» Exercise requirements: Take every line from the listing below that includes "Contains" and copy it.

(Collected data)
▼

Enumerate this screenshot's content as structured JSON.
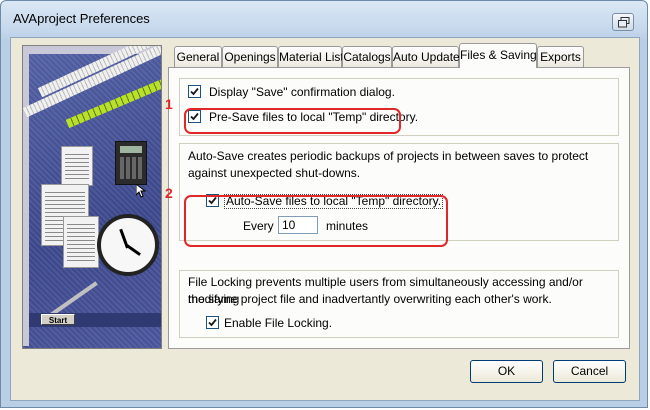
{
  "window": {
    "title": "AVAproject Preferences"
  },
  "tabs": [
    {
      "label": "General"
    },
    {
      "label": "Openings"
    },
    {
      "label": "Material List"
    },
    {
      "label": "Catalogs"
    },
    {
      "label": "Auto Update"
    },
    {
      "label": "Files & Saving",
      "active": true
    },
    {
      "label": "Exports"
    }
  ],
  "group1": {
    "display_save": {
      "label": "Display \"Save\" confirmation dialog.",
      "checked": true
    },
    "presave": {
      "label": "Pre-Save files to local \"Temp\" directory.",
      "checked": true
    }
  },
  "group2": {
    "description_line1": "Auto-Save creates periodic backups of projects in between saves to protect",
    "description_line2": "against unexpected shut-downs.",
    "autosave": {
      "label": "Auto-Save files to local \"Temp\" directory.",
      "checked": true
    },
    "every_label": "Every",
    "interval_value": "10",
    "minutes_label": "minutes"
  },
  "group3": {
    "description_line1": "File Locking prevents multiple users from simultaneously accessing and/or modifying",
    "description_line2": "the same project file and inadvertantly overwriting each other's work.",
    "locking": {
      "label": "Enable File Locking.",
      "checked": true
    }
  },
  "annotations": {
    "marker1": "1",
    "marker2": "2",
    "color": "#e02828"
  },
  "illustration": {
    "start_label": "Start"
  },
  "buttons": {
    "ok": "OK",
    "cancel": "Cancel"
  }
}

▲
▼

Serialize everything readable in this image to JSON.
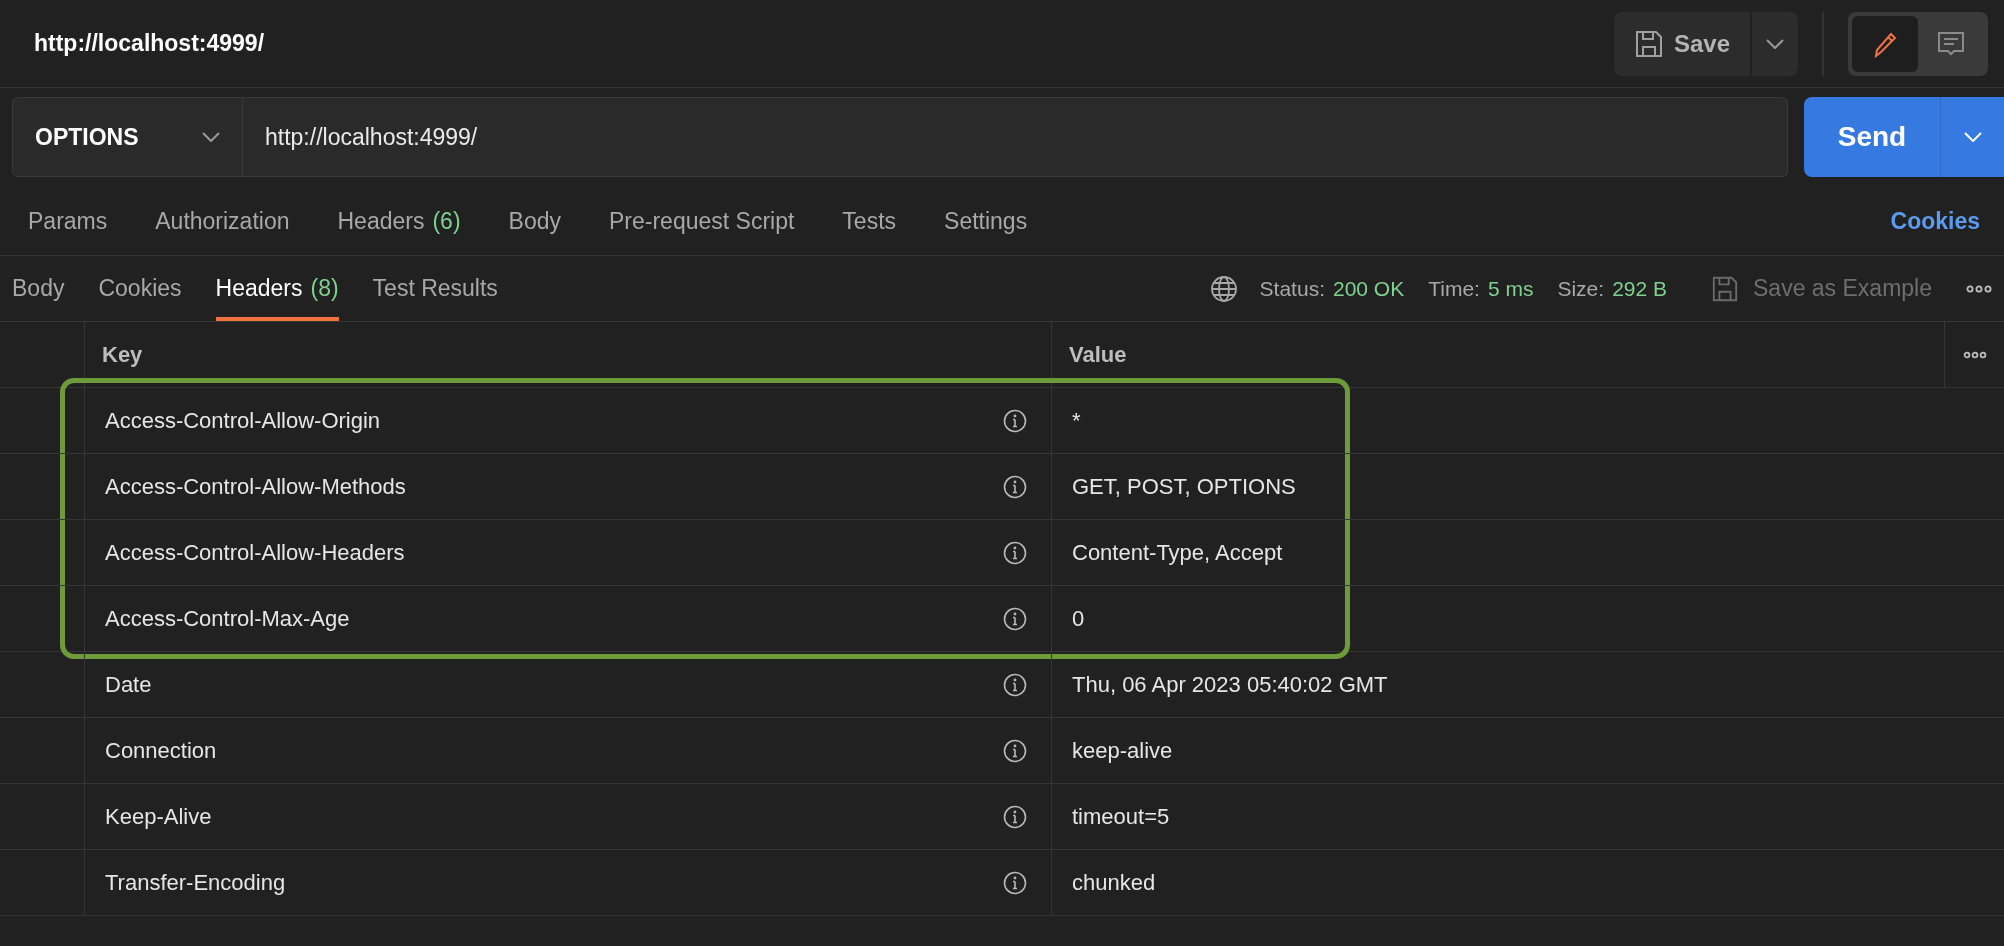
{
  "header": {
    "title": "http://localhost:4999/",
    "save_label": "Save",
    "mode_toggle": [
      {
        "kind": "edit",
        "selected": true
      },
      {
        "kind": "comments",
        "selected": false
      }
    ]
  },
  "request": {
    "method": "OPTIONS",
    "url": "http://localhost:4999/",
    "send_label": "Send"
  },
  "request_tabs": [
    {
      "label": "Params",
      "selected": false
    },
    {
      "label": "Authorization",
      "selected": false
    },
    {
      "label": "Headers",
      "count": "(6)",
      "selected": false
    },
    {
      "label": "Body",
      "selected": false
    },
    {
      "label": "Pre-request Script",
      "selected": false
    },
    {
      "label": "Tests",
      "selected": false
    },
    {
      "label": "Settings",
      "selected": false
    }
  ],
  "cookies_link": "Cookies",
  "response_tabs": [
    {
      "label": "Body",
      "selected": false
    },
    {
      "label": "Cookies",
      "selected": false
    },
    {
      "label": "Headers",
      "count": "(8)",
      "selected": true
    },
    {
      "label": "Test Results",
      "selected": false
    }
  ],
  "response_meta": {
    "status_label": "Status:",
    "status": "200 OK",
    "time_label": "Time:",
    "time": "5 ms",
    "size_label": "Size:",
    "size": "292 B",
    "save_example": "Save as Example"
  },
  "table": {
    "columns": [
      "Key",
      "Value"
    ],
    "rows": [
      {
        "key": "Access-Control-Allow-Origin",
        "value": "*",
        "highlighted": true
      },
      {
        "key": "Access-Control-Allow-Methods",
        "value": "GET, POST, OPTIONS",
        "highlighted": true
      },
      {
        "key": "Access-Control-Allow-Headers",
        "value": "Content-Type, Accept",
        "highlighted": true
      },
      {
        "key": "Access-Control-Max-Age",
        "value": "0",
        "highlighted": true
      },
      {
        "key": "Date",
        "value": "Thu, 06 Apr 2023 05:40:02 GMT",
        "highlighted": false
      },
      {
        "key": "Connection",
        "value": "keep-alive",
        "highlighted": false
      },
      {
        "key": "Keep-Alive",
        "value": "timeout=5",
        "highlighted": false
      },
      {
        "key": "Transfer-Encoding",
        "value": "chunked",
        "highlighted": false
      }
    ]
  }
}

▲
▼

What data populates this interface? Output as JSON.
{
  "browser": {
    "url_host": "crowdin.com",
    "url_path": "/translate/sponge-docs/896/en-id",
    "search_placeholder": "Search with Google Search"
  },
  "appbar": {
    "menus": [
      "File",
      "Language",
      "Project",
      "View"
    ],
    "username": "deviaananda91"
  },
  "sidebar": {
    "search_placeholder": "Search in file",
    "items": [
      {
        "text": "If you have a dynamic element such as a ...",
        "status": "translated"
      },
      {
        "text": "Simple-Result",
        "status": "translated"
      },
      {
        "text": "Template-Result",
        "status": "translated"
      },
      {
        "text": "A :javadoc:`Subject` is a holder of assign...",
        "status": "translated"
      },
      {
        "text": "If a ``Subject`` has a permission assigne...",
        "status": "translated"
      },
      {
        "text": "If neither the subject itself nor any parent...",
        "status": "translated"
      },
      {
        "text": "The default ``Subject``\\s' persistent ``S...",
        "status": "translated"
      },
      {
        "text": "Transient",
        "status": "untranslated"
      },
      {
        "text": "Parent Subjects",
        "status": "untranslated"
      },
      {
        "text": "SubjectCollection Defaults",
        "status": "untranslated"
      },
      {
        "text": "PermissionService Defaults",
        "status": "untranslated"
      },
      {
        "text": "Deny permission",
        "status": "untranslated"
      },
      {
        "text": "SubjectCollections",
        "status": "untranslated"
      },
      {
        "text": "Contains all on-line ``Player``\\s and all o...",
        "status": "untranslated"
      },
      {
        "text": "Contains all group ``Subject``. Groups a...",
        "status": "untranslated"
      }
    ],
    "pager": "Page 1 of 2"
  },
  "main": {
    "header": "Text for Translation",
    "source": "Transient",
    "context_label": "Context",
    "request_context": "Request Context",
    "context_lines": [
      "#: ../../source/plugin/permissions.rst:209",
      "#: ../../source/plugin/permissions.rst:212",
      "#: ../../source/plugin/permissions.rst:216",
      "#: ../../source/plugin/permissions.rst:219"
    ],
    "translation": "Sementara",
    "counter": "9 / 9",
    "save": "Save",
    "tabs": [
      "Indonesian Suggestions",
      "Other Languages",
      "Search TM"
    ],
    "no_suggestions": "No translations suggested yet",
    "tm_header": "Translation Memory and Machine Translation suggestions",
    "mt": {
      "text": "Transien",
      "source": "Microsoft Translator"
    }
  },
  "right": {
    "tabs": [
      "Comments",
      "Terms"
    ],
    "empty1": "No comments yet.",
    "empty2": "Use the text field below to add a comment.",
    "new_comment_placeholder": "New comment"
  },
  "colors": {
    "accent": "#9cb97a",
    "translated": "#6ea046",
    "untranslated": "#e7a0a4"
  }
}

▲

» Written solution:
        "text": "Contains all on-line ``Player``\\s and all o...",
        "text": "Contains all group ``Subject``. Groups a...",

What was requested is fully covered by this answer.